- [WRITTEN INSTRUCTION]:
Which lines in the items below contain the string "title"? Copy each of those lines in full, matching case exactly.

════════════════════

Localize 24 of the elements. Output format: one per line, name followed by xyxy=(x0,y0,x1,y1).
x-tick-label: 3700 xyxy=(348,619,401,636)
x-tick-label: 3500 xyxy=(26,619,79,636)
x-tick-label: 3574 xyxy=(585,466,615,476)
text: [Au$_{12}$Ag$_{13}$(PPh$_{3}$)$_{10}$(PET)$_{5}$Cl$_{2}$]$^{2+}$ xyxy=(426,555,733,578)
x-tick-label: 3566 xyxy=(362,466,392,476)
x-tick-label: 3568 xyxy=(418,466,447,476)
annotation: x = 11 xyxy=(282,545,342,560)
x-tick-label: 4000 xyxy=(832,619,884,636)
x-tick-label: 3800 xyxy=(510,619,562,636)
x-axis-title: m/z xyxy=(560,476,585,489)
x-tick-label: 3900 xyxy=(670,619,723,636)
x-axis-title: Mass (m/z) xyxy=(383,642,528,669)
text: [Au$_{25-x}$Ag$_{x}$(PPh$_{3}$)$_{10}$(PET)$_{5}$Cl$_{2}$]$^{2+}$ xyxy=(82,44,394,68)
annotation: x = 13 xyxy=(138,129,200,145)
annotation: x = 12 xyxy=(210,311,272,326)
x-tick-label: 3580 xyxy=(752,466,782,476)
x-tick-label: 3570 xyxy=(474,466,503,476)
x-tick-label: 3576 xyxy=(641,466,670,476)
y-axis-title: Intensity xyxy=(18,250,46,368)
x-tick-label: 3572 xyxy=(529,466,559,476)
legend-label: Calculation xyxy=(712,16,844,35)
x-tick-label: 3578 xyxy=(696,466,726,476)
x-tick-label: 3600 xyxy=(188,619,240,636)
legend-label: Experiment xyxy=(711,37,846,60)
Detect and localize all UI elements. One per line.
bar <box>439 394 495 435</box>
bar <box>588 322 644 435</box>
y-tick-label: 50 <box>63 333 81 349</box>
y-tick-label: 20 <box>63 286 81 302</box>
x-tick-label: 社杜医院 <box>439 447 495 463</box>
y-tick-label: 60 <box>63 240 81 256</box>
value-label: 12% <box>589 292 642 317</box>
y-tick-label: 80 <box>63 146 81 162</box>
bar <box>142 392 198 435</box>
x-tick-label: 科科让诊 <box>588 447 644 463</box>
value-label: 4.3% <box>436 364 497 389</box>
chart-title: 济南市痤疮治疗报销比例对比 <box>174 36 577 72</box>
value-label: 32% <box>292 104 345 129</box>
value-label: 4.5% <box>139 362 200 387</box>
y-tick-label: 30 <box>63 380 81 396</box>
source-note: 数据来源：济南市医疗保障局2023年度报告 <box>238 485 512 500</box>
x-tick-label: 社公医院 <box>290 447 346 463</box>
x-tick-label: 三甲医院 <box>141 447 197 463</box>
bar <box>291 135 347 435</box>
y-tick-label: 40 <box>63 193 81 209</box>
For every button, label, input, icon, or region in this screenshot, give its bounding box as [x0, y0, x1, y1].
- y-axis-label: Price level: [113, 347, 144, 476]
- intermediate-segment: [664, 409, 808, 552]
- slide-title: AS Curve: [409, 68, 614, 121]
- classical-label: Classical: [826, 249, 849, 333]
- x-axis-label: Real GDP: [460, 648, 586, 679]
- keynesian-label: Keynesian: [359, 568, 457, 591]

════════════════════

- [SOLUTION BELOW]:
x-axis-title: m/z xyxy=(560,476,585,489)
x-axis-title: Mass (m/z) xyxy=(383,642,528,669)
y-axis-title: Intensity xyxy=(18,250,46,368)
chart-title: 济南市痤疮治疗报销比例对比 <box>174 36 577 72</box>
- slide-title: AS Curve: [409, 68, 614, 121]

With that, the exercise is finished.